* **GOAL**
Will you print the material below without altering a single character?

====== DATA RECORDS

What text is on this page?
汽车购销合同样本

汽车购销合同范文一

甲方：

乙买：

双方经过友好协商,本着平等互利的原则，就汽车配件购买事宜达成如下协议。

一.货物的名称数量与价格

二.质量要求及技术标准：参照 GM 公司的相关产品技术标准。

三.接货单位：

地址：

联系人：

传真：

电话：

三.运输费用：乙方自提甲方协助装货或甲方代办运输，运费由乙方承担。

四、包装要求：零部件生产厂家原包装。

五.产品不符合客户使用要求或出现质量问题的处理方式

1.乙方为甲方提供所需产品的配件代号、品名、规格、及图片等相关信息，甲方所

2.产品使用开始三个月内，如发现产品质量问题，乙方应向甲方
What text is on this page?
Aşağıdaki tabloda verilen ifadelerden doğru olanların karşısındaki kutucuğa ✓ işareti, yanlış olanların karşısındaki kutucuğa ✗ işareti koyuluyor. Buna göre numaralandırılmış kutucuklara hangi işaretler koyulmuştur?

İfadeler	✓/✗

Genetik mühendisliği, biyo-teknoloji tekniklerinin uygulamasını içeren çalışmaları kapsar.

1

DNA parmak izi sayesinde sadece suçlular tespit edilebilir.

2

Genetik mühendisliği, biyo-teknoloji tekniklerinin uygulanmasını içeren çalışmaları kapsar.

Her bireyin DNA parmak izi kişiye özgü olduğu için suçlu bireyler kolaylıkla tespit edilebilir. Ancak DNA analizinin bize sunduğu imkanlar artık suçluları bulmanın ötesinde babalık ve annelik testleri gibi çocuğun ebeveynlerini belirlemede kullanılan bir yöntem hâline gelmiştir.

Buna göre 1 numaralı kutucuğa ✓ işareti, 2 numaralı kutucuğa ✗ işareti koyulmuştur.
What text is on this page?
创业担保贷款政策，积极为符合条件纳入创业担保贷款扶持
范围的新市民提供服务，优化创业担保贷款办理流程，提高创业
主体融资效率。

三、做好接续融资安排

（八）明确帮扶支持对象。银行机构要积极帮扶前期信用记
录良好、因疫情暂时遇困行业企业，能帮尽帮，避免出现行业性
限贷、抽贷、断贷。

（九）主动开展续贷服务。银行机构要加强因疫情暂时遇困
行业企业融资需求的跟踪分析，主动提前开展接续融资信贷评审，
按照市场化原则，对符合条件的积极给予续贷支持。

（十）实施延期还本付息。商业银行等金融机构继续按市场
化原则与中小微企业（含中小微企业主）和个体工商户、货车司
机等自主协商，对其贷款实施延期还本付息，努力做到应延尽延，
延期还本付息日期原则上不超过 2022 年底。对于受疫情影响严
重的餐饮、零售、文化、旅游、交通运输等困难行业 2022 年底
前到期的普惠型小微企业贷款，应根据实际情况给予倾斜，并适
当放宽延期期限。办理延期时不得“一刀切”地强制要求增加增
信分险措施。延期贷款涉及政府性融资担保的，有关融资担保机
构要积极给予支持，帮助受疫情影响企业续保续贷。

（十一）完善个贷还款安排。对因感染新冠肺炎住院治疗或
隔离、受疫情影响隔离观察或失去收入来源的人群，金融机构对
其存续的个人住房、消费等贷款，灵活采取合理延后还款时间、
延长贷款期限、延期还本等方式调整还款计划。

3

============

* **RESPONSE TO THE TASK**
What text is on this page?
汽车购销合同样本

汽车购销合同范文一

甲方：

乙买：

双方经过友好协商,本着平等互利的原则，就汽车配件购买事宜达成如下协议。

一.货物的名称数量与价格

二.质量要求及技术标准：参照 GM 公司的相关产品技术标准。

三.接货单位：

地址：

联系人：

传真：

电话：

三.运输费用：乙方自提甲方协助装货或甲方代办运输，运费由乙方承担。

四、包装要求：零部件生产厂家原包装。

五.产品不符合客户使用要求或出现质量问题的处理方式

1.乙方为甲方提供所需产品的配件代号、品名、规格、及图片等相关信息，甲方所

2.产品使用开始三个月内，如发现产品质量问题，乙方应向甲方
What text is on this page?
Aşağıdaki tabloda verilen ifadelerden doğru olanların karşısındaki kutucuğa ✓ işareti, yanlış olanların karşısındaki kutucuğa ✗ işareti koyuluyor. Buna göre numaralandırılmış kutucuklara hangi işaretler koyulmuştur?

İfadeler	✓/✗

Genetik mühendisliği, biyo-teknoloji tekniklerinin uygulamasını içeren çalışmaları kapsar.

1

DNA parmak izi sayesinde sadece suçlular tespit edilebilir.

2

Genetik mühendisliği, biyo-teknoloji tekniklerinin uygulanmasını içeren çalışmaları kapsar.

Her bireyin DNA parmak izi kişiye özgü olduğu için suçlu bireyler kolaylıkla tespit edilebilir. Ancak DNA analizinin bize sunduğu imkanlar artık suçluları bulmanın ötesinde babalık ve annelik testleri gibi çocuğun ebeveynlerini belirlemede kullanılan bir yöntem hâline gelmiştir.

Buna göre 1 numaralı kutucuğa ✓ işareti, 2 numaralı kutucuğa ✗ işareti koyulmuştur.
What text is on this page?
创业担保贷款政策，积极为符合条件纳入创业担保贷款扶持
范围的新市民提供服务，优化创业担保贷款办理流程，提高创业
主体融资效率。

三、做好接续融资安排

（八）明确帮扶支持对象。银行机构要积极帮扶前期信用记
录良好、因疫情暂时遇困行业企业，能帮尽帮，避免出现行业性
限贷、抽贷、断贷。

（九）主动开展续贷服务。银行机构要加强因疫情暂时遇困
行业企业融资需求的跟踪分析，主动提前开展接续融资信贷评审，
按照市场化原则，对符合条件的积极给予续贷支持。

（十）实施延期还本付息。商业银行等金融机构继续按市场
化原则与中小微企业（含中小微企业主）和个体工商户、货车司
机等自主协商，对其贷款实施延期还本付息，努力做到应延尽延，
延期还本付息日期原则上不超过 2022 年底。对于受疫情影响严
重的餐饮、零售、文化、旅游、交通运输等困难行业 2022 年底
前到期的普惠型小微企业贷款，应根据实际情况给予倾斜，并适
当放宽延期期限。办理延期时不得“一刀切”地强制要求增加增
信分险措施。延期贷款涉及政府性融资担保的，有关融资担保机
构要积极给予支持，帮助受疫情影响企业续保续贷。

（十一）完善个贷还款安排。对因感染新冠肺炎住院治疗或
隔离、受疫情影响隔离观察或失去收入来源的人群，金融机构对
其存续的个人住房、消费等贷款，灵活采取合理延后还款时间、
延长贷款期限、延期还本等方式调整还款计划。

3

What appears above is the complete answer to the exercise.